J'entends un honorable membre dire que Charleroi n'est pas un centre de commerce. Comment ! Charleroi, un des centres les plus importants de l'industrie métallurgique du pays, ne serait point un centre commercial ? Je ne veux point rappeler à la Chambre les tristes grèves dont nous avons été témoins dans l'arrondissement de Charleroi ; il n'y avait à cette époque qu'une voix dans cette enceinte et ailleurs pour proclamer la haute importance industrielle de Charleroi.

Eh bien, messieurs, la chambre de commerce de Charleroi demande, comme nous, que la contrainte par corps ne disparaisse pas complètement et qu'on la renferme dans d'équitables limites.

Les membres qui se sont ralliés au projet du gouvernement ont engagé le gouvernement à prendre des mesures pour réprimer la fraude et le dol, si le projet de loi était adopté.

Telle est, messieurs, la situation véritable.

Parmi les rapports les plus favorables au projet du gouvernement, je compte ceux de Bruxelles et d'Anvers. Et, dans ces deux grandes villes, je vois qu'à Bruxelles, on signale les lacunes de la loi pénale, et qu'on demande, à Anvers, des garanties contre les étrangers.

Examinons, maintenant, les avis des magistrats civils.

Ces avis ont à mes yeux une grande importance, lorsqu'il faut apprécier les besoins réels de la société.

Je ne trouve pas, sous ce rapport, de documents plus éloquents.

Les trois cours d'appel ont été consultées.

A Liège, une commission a été nommée au sein de la cour ; elle était composée de trois membres.

Par deux voix contre une, la commission a adhéré au projet du gouvernement, mais nous lisons dans son rapport l'observation suivante :

« La commission reconnaît qu'une exception serait désirable si le créancier justifie de circonstances particulières tendantes à établir que le débiteur dissimule frauduleusement son avoir.

« L'application de la contrainte par corps en pareil cas serait juste et ne pourrait donner lieu à des vices.

« La commission ne fait pas de proposition, mais un de ses membres a conservé des doutes sur l'opportunité de la suppression lorsqu'il y a dol ou fraude. »

La cour d'appel de Liège hésite donc ; je passe à la cour d'appel de Bruxelles.

Je ne puis me dispenser de signaler à l'attention de la Chambre le rapport remarquable de M. le premier président.

La question y est appréciée avec les vues larges qui distinguent ce publiciste et cet éminent jurisconsulte.

> **Extrait de données**
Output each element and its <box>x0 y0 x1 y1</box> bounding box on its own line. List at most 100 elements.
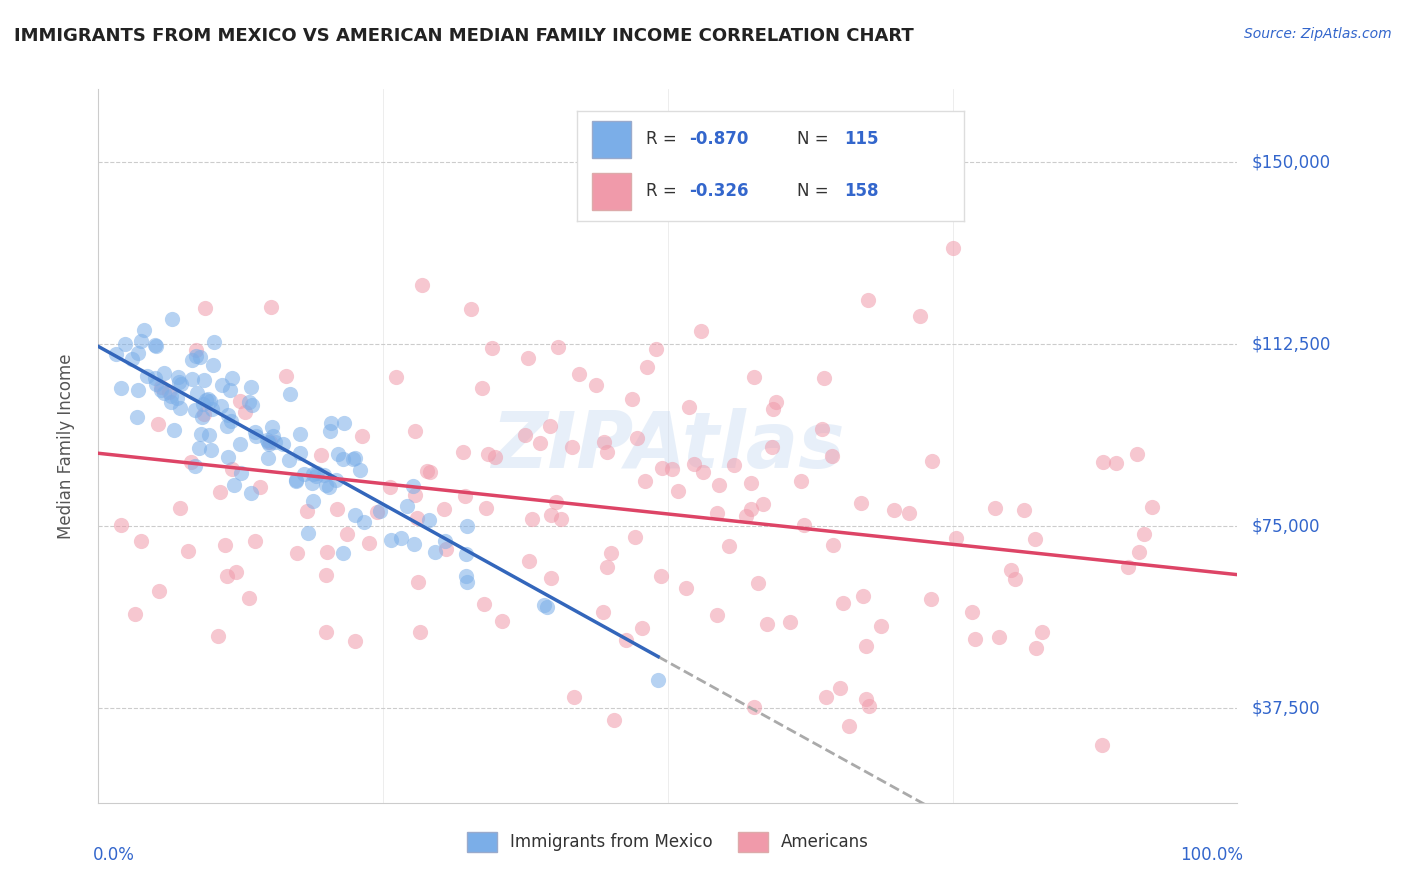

> **Objectif de l'exercice**
Réécrivez le passage du discours allant de « Je ne trouve » jusqu'à « de trois membres. » inclus, en changeant « Liège » en « Gand ».

> **Corrigé de l'exercice**
Je ne trouve pas, sous ce rapport, de documents plus éloquents.

Les trois cours d'appel ont été consultées.

A Gand, une commission a été nommée au sein de la cour ; elle était composée de trois membres.